The request: How many of the lines below contain "SeekBar"? Answer with that number alone.

Information shown:
____

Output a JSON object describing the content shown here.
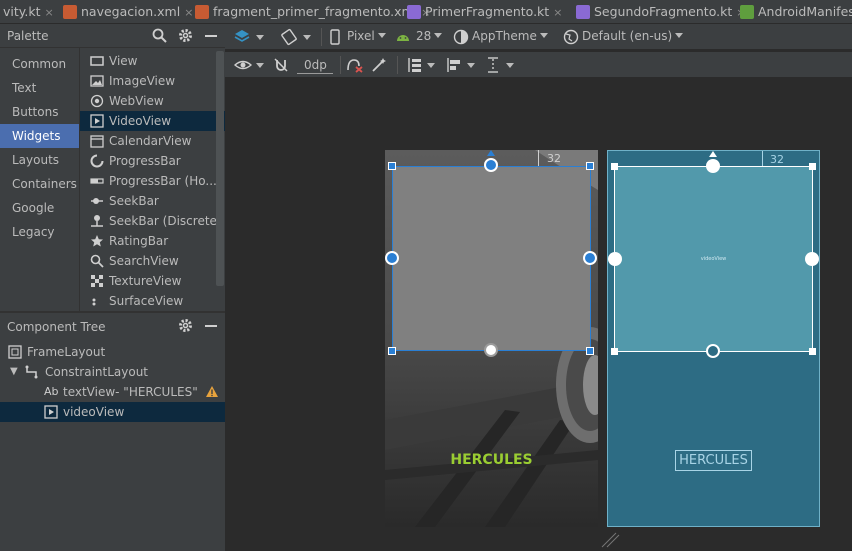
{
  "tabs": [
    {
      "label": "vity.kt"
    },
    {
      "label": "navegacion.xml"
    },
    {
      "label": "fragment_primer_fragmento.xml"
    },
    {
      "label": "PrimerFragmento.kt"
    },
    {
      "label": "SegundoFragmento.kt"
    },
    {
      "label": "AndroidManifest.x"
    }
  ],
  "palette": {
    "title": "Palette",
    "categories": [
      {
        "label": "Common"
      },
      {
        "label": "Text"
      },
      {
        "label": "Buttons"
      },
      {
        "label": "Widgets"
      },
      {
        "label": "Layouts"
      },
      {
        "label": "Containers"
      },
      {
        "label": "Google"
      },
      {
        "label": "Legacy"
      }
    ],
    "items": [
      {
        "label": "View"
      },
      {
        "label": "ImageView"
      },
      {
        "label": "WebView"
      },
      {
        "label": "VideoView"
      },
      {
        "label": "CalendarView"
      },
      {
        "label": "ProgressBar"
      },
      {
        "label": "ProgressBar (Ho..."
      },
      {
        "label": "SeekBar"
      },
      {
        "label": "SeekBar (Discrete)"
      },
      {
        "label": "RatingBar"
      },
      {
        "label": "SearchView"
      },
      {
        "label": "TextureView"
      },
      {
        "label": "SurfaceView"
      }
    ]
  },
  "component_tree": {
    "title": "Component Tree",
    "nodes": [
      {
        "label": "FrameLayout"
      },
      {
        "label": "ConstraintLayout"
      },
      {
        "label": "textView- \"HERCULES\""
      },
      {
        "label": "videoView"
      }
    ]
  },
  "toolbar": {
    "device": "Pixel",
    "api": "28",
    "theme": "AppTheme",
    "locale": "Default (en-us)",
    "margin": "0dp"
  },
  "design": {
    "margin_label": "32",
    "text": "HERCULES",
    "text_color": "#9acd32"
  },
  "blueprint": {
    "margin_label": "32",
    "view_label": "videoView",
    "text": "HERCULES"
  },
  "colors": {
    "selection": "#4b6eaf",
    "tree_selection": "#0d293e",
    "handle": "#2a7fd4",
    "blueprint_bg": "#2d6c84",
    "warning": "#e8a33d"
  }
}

____

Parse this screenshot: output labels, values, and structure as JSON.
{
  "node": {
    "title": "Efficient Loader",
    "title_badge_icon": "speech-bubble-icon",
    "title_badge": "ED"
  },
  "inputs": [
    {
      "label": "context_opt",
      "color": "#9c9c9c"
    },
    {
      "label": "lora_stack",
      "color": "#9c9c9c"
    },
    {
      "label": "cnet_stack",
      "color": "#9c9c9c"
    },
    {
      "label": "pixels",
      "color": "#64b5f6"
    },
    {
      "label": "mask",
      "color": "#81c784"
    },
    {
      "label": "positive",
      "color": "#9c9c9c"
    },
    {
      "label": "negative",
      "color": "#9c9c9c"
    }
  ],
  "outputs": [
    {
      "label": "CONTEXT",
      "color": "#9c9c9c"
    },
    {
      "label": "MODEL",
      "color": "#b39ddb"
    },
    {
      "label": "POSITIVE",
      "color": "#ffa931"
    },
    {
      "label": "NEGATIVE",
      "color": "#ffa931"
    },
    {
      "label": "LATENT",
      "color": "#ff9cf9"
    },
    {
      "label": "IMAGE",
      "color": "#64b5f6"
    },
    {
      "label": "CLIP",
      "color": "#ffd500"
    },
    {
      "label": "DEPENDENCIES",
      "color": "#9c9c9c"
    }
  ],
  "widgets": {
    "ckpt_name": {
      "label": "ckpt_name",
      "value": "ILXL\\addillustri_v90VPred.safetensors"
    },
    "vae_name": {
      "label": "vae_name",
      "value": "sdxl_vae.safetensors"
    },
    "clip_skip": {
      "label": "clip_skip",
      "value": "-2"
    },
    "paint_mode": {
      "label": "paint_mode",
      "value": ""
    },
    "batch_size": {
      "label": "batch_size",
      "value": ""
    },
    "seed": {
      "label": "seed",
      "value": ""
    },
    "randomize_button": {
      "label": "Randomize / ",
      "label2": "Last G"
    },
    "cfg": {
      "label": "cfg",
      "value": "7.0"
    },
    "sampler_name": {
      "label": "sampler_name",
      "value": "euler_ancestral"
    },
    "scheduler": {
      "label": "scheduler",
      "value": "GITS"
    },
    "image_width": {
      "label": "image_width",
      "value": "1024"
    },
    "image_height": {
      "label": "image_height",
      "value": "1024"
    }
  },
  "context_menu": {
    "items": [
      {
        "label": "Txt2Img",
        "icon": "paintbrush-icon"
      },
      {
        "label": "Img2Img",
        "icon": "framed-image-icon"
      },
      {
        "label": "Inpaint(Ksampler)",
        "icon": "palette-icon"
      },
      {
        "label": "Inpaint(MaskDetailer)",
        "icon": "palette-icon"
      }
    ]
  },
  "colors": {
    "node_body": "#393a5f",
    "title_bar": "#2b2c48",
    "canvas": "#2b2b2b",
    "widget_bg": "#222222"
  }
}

____

Answer to the exercise: 2